╭─ Supplied data
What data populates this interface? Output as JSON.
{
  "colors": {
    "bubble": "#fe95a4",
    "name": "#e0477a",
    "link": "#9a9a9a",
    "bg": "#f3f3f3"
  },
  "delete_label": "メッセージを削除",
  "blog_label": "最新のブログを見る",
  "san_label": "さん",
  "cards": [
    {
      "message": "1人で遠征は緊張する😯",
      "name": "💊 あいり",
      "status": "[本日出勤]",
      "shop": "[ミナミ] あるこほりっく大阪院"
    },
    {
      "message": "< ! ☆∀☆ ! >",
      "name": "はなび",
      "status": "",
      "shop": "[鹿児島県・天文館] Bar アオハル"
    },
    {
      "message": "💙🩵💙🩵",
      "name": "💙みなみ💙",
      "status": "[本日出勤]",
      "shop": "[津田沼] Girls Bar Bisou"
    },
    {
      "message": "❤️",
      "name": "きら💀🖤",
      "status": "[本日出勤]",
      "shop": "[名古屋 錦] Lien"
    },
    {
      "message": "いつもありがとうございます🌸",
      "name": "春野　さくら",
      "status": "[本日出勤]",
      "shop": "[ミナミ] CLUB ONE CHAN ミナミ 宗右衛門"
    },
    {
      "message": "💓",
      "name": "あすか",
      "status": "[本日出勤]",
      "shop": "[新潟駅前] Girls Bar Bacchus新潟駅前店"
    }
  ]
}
╰─
Problem to work on | Transcribe all entries exactly as they are given.

Full response |
What data populates this interface? Output as JSON.
{
  "colors": {
    "bubble": "#fe95a4",
    "name": "#e0477a",
    "link": "#9a9a9a",
    "bg": "#f3f3f3"
  },
  "delete_label": "メッセージを削除",
  "blog_label": "最新のブログを見る",
  "san_label": "さん",
  "cards": [
    {
      "message": "1人で遠征は緊張する😯",
      "name": "💊 あいり",
      "status": "[本日出勤]",
      "shop": "[ミナミ] あるこほりっく大阪院"
    },
    {
      "message": "< ! ☆∀☆ ! >",
      "name": "はなび",
      "status": "",
      "shop": "[鹿児島県・天文館] Bar アオハル"
    },
    {
      "message": "💙🩵💙🩵",
      "name": "💙みなみ💙",
      "status": "[本日出勤]",
      "shop": "[津田沼] Girls Bar Bisou"
    },
    {
      "message": "❤️",
      "name": "きら💀🖤",
      "status": "[本日出勤]",
      "shop": "[名古屋 錦] Lien"
    },
    {
      "message": "いつもありがとうございます🌸",
      "name": "春野　さくら",
      "status": "[本日出勤]",
      "shop": "[ミナミ] CLUB ONE CHAN ミナミ 宗右衛門"
    },
    {
      "message": "💓",
      "name": "あすか",
      "status": "[本日出勤]",
      "shop": "[新潟駅前] Girls Bar Bacchus新潟駅前店"
    }
  ]
}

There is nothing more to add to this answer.